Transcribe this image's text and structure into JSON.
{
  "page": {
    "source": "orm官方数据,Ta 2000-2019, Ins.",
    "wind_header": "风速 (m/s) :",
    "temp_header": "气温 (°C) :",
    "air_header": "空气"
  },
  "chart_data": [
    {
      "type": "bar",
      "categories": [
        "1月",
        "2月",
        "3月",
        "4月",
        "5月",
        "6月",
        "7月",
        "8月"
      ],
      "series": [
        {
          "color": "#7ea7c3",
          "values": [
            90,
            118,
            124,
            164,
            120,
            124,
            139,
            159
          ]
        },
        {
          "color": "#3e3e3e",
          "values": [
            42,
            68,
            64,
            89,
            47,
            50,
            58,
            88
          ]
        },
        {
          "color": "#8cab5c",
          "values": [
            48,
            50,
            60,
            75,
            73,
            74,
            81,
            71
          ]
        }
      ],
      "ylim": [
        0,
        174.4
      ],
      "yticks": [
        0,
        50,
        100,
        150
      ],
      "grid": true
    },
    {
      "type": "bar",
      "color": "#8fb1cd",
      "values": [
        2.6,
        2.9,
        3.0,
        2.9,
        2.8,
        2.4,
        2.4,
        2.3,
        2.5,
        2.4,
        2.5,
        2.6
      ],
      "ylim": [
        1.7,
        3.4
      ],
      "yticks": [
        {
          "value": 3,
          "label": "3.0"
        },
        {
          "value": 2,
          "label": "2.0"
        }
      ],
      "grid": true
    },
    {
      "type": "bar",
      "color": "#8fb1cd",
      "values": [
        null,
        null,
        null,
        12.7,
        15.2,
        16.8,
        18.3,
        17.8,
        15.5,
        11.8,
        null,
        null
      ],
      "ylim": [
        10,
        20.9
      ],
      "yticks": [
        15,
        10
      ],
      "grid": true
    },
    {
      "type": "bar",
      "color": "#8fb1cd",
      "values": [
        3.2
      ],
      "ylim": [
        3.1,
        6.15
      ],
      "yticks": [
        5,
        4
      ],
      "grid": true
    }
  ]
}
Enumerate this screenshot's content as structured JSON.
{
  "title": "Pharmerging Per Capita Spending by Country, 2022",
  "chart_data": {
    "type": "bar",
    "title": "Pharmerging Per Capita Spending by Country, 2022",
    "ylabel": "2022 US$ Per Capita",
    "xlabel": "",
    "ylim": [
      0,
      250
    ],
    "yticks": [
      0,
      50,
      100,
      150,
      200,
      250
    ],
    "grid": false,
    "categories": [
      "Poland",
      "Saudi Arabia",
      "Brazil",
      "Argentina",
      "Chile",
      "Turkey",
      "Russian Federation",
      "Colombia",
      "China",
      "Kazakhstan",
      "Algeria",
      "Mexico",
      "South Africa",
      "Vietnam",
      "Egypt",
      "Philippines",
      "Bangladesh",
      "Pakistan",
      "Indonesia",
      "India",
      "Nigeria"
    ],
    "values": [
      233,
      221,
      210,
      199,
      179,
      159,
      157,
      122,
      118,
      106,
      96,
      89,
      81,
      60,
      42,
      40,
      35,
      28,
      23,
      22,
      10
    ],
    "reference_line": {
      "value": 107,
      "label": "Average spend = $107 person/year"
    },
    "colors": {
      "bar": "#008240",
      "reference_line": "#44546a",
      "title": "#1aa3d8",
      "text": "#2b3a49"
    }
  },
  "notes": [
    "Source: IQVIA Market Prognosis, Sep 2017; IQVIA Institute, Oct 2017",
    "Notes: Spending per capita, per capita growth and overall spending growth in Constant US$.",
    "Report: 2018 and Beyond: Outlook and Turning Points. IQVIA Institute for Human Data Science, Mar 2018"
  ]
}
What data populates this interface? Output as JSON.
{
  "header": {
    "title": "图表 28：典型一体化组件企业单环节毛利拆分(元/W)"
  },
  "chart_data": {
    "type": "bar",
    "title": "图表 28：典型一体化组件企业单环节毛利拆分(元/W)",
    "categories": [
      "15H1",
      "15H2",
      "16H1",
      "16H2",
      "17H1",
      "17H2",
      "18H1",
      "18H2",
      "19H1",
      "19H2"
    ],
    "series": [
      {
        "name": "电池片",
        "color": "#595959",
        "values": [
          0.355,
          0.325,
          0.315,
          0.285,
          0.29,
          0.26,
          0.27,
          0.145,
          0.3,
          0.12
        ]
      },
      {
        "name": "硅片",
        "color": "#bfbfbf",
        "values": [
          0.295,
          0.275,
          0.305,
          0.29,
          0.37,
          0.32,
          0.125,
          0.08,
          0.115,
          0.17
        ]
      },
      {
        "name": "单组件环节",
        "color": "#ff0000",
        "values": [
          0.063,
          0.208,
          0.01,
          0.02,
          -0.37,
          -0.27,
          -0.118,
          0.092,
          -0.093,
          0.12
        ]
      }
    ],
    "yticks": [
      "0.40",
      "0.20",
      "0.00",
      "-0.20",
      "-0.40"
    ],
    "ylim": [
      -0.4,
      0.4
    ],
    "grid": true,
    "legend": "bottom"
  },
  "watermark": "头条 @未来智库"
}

============

● **Written exercise**
Write out all records exactly, keeping every detail.

● **Response below**
Transcribe this image's text and structure into JSON.
{
  "page": {
    "source": "orm官方数据,Ta 2000-2019, Ins.",
    "wind_header": "风速 (m/s) :",
    "temp_header": "气温 (°C) :",
    "air_header": "空气"
  },
  "chart_data": [
    {
      "type": "bar",
      "categories": [
        "1月",
        "2月",
        "3月",
        "4月",
        "5月",
        "6月",
        "7月",
        "8月"
      ],
      "series": [
        {
          "color": "#7ea7c3",
          "values": [
            90,
            118,
            124,
            164,
            120,
            124,
            139,
            159
          ]
        },
        {
          "color": "#3e3e3e",
          "values": [
            42,
            68,
            64,
            89,
            47,
            50,
            58,
            88
          ]
        },
        {
          "color": "#8cab5c",
          "values": [
            48,
            50,
            60,
            75,
            73,
            74,
            81,
            71
          ]
        }
      ],
      "ylim": [
        0,
        174.4
      ],
      "yticks": [
        0,
        50,
        100,
        150
      ],
      "grid": true
    },
    {
      "type": "bar",
      "color": "#8fb1cd",
      "values": [
        2.6,
        2.9,
        3.0,
        2.9,
        2.8,
        2.4,
        2.4,
        2.3,
        2.5,
        2.4,
        2.5,
        2.6
      ],
      "ylim": [
        1.7,
        3.4
      ],
      "yticks": [
        {
          "value": 3,
          "label": "3.0"
        },
        {
          "value": 2,
          "label": "2.0"
        }
      ],
      "grid": true
    },
    {
      "type": "bar",
      "color": "#8fb1cd",
      "values": [
        null,
        null,
        null,
        12.7,
        15.2,
        16.8,
        18.3,
        17.8,
        15.5,
        11.8,
        null,
        null
      ],
      "ylim": [
        10,
        20.9
      ],
      "yticks": [
        15,
        10
      ],
      "grid": true
    },
    {
      "type": "bar",
      "color": "#8fb1cd",
      "values": [
        3.2
      ],
      "ylim": [
        3.1,
        6.15
      ],
      "yticks": [
        5,
        4
      ],
      "grid": true
    }
  ]
}
Enumerate this screenshot's content as structured JSON.
{
  "title": "Pharmerging Per Capita Spending by Country, 2022",
  "chart_data": {
    "type": "bar",
    "title": "Pharmerging Per Capita Spending by Country, 2022",
    "ylabel": "2022 US$ Per Capita",
    "xlabel": "",
    "ylim": [
      0,
      250
    ],
    "yticks": [
      0,
      50,
      100,
      150,
      200,
      250
    ],
    "grid": false,
    "categories": [
      "Poland",
      "Saudi Arabia",
      "Brazil",
      "Argentina",
      "Chile",
      "Turkey",
      "Russian Federation",
      "Colombia",
      "China",
      "Kazakhstan",
      "Algeria",
      "Mexico",
      "South Africa",
      "Vietnam",
      "Egypt",
      "Philippines",
      "Bangladesh",
      "Pakistan",
      "Indonesia",
      "India",
      "Nigeria"
    ],
    "values": [
      233,
      221,
      210,
      199,
      179,
      159,
      157,
      122,
      118,
      106,
      96,
      89,
      81,
      60,
      42,
      40,
      35,
      28,
      23,
      22,
      10
    ],
    "reference_line": {
      "value": 107,
      "label": "Average spend = $107 person/year"
    },
    "colors": {
      "bar": "#008240",
      "reference_line": "#44546a",
      "title": "#1aa3d8",
      "text": "#2b3a49"
    }
  },
  "notes": [
    "Source: IQVIA Market Prognosis, Sep 2017; IQVIA Institute, Oct 2017",
    "Notes: Spending per capita, per capita growth and overall spending growth in Constant US$.",
    "Report: 2018 and Beyond: Outlook and Turning Points. IQVIA Institute for Human Data Science, Mar 2018"
  ]
}
What data populates this interface? Output as JSON.
{
  "header": {
    "title": "图表 28：典型一体化组件企业单环节毛利拆分(元/W)"
  },
  "chart_data": {
    "type": "bar",
    "title": "图表 28：典型一体化组件企业单环节毛利拆分(元/W)",
    "categories": [
      "15H1",
      "15H2",
      "16H1",
      "16H2",
      "17H1",
      "17H2",
      "18H1",
      "18H2",
      "19H1",
      "19H2"
    ],
    "series": [
      {
        "name": "电池片",
        "color": "#595959",
        "values": [
          0.355,
          0.325,
          0.315,
          0.285,
          0.29,
          0.26,
          0.27,
          0.145,
          0.3,
          0.12
        ]
      },
      {
        "name": "硅片",
        "color": "#bfbfbf",
        "values": [
          0.295,
          0.275,
          0.305,
          0.29,
          0.37,
          0.32,
          0.125,
          0.08,
          0.115,
          0.17
        ]
      },
      {
        "name": "单组件环节",
        "color": "#ff0000",
        "values": [
          0.063,
          0.208,
          0.01,
          0.02,
          -0.37,
          -0.27,
          -0.118,
          0.092,
          -0.093,
          0.12
        ]
      }
    ],
    "yticks": [
      "0.40",
      "0.20",
      "0.00",
      "-0.20",
      "-0.40"
    ],
    "ylim": [
      -0.4,
      0.4
    ],
    "grid": true,
    "legend": "bottom"
  },
  "watermark": "头条 @未来智库"
}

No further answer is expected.